Material to process ::
>> Start

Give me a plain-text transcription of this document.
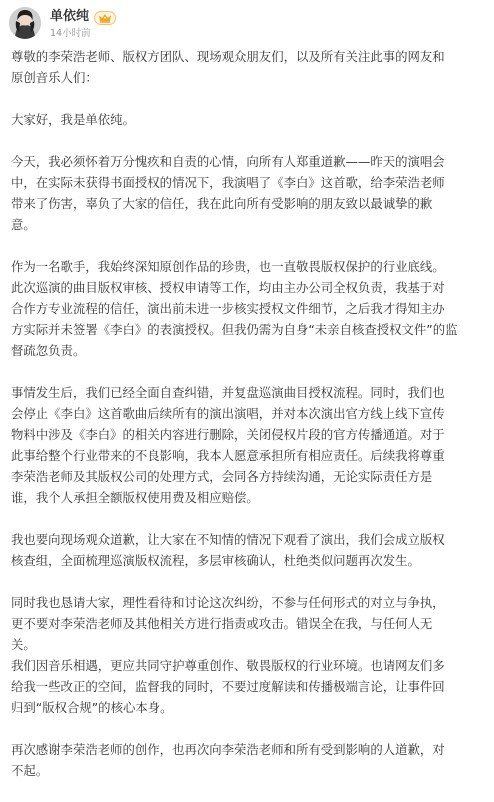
单依纯
14小时前

尊敬的李荣浩老师、版权方团队、现场观众朋友们，以及所有关注此事的网友和
原创音乐人们：

大家好，我是单依纯。

今天，我必须怀着万分愧疚和自责的心情，向所有人郑重道歉——昨天的演唱会
中，在实际未获得书面授权的情况下，我演唱了《李白》这首歌，给李荣浩老师
带来了伤害，辜负了大家的信任，我在此向所有受影响的朋友致以最诚挚的歉
意。

作为一名歌手，我始终深知原创作品的珍贵，也一直敬畏版权保护的行业底线。
此次巡演的曲目版权审核、授权申请等工作，均由主办公司全权负责，我基于对
合作方专业流程的信任，演出前未进一步核实授权文件细节，之后我才得知主办
方实际并未签署《李白》的表演授权。但我仍需为自身“未亲自核查授权文件”的监
督疏忽负责。

事情发生后，我们已经全面自查纠错，并复盘巡演曲目授权流程。同时，我们也
会停止《李白》这首歌曲后续所有的演出演唱，并对本次演出官方线上线下宣传
物料中涉及《李白》的相关内容进行删除，关闭侵权片段的官方传播通道。对于
此事给整个行业带来的不良影响，我本人愿意承担所有相应责任。后续我将尊重
李荣浩老师及其版权公司的处理方式，会同各方持续沟通，无论实际责任方是
谁，我个人承担全额版权使用费及相应赔偿。

我也要向现场观众道歉，让大家在不知情的情况下观看了演出，我们会成立版权
核查组，全面梳理巡演版权流程，多层审核确认，杜绝类似问题再次发生。

同时我也恳请大家，理性看待和讨论这次纠纷，不参与任何形式的对立与争执，
更不要对李荣浩老师及其他相关方进行指责或攻击。错误全在我，与任何人无
关。

我们因音乐相遇，更应共同守护尊重创作、敬畏版权的行业环境。也请网友们多
给我一些改正的空间，监督我的同时，不要过度解读和传播极端言论，让事件回
归到“版权合规”的核心本身。

再次感谢李荣浩老师的创作，也再次向李荣浩老师和所有受到影响的人道歉，对
不起。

>> End

Do this :: Give back the entries verbatim. Do not include any picture.

The completed task ::
Give me a plain-text transcription of this document.
单依纯
14小时前

尊敬的李荣浩老师、版权方团队、现场观众朋友们，以及所有关注此事的网友和
原创音乐人们：

大家好，我是单依纯。

今天，我必须怀着万分愧疚和自责的心情，向所有人郑重道歉——昨天的演唱会
中，在实际未获得书面授权的情况下，我演唱了《李白》这首歌，给李荣浩老师
带来了伤害，辜负了大家的信任，我在此向所有受影响的朋友致以最诚挚的歉
意。

作为一名歌手，我始终深知原创作品的珍贵，也一直敬畏版权保护的行业底线。
此次巡演的曲目版权审核、授权申请等工作，均由主办公司全权负责，我基于对
合作方专业流程的信任，演出前未进一步核实授权文件细节，之后我才得知主办
方实际并未签署《李白》的表演授权。但我仍需为自身“未亲自核查授权文件”的监
督疏忽负责。

事情发生后，我们已经全面自查纠错，并复盘巡演曲目授权流程。同时，我们也
会停止《李白》这首歌曲后续所有的演出演唱，并对本次演出官方线上线下宣传
物料中涉及《李白》的相关内容进行删除，关闭侵权片段的官方传播通道。对于
此事给整个行业带来的不良影响，我本人愿意承担所有相应责任。后续我将尊重
李荣浩老师及其版权公司的处理方式，会同各方持续沟通，无论实际责任方是
谁，我个人承担全额版权使用费及相应赔偿。

我也要向现场观众道歉，让大家在不知情的情况下观看了演出，我们会成立版权
核查组，全面梳理巡演版权流程，多层审核确认，杜绝类似问题再次发生。

同时我也恳请大家，理性看待和讨论这次纠纷，不参与任何形式的对立与争执，
更不要对李荣浩老师及其他相关方进行指责或攻击。错误全在我，与任何人无
关。

我们因音乐相遇，更应共同守护尊重创作、敬畏版权的行业环境。也请网友们多
给我一些改正的空间，监督我的同时，不要过度解读和传播极端言论，让事件回
归到“版权合规”的核心本身。

再次感谢李荣浩老师的创作，也再次向李荣浩老师和所有受到影响的人道歉，对
不起。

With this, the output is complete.